__EXERCISE GOAL__. Find every line of the listing below where "image" appears, and copy it.

Collected data

◇ ◇ ◇ ◇ ◇ ◇ ◇

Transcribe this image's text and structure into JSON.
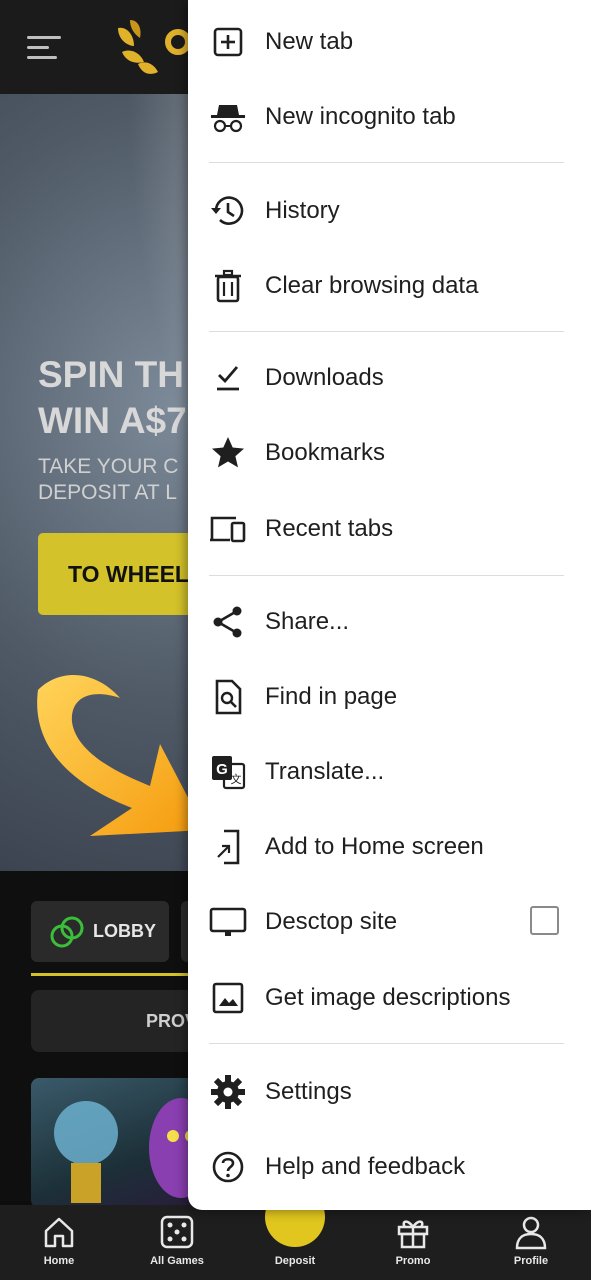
{
  "background": {
    "hero": {
      "title": "SPIN TH\nWIN A$7",
      "subtitle": "TAKE YOUR C\nDEPOSIT AT L",
      "button_label": "TO WHEEL"
    },
    "lobby_label": "LOBBY",
    "providers_label": "PROV",
    "bottom_nav": [
      {
        "label": "Home",
        "icon": "home-icon"
      },
      {
        "label": "All Games",
        "icon": "dice-icon"
      },
      {
        "label": "Deposit",
        "icon": "wallet-icon"
      },
      {
        "label": "Promo",
        "icon": "gift-icon"
      },
      {
        "label": "Profile",
        "icon": "user-icon"
      }
    ]
  },
  "menu": {
    "items": [
      {
        "label": "New tab",
        "icon": "new-tab-icon"
      },
      {
        "label": "New incognito tab",
        "icon": "incognito-icon"
      },
      {
        "label": "History",
        "icon": "history-icon"
      },
      {
        "label": "Clear browsing data",
        "icon": "trash-icon"
      },
      {
        "label": "Downloads",
        "icon": "download-icon"
      },
      {
        "label": "Bookmarks",
        "icon": "star-icon"
      },
      {
        "label": "Recent tabs",
        "icon": "devices-icon"
      },
      {
        "label": "Share...",
        "icon": "share-icon"
      },
      {
        "label": "Find in page",
        "icon": "find-in-page-icon"
      },
      {
        "label": "Translate...",
        "icon": "translate-icon"
      },
      {
        "label": "Add to Home screen",
        "icon": "add-to-home-icon"
      },
      {
        "label": "Desctop site",
        "icon": "monitor-icon",
        "checked": false
      },
      {
        "label": "Get image descriptions",
        "icon": "image-icon"
      },
      {
        "label": "Settings",
        "icon": "gear-icon"
      },
      {
        "label": "Help and feedback",
        "icon": "help-icon"
      }
    ]
  },
  "colors": {
    "accent_yellow": "#d4c22a",
    "arrow_orange": "#f5a623",
    "menu_bg": "#ffffff",
    "menu_text": "#1f1f1f"
  }
}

◇ ◇ ◇ ◇ ◇ ◇ ◇

__TASK ANSWER__.
Transcribe this image's text and structure into JSON.
        "label": "Get image descriptions",
        "icon": "image-icon"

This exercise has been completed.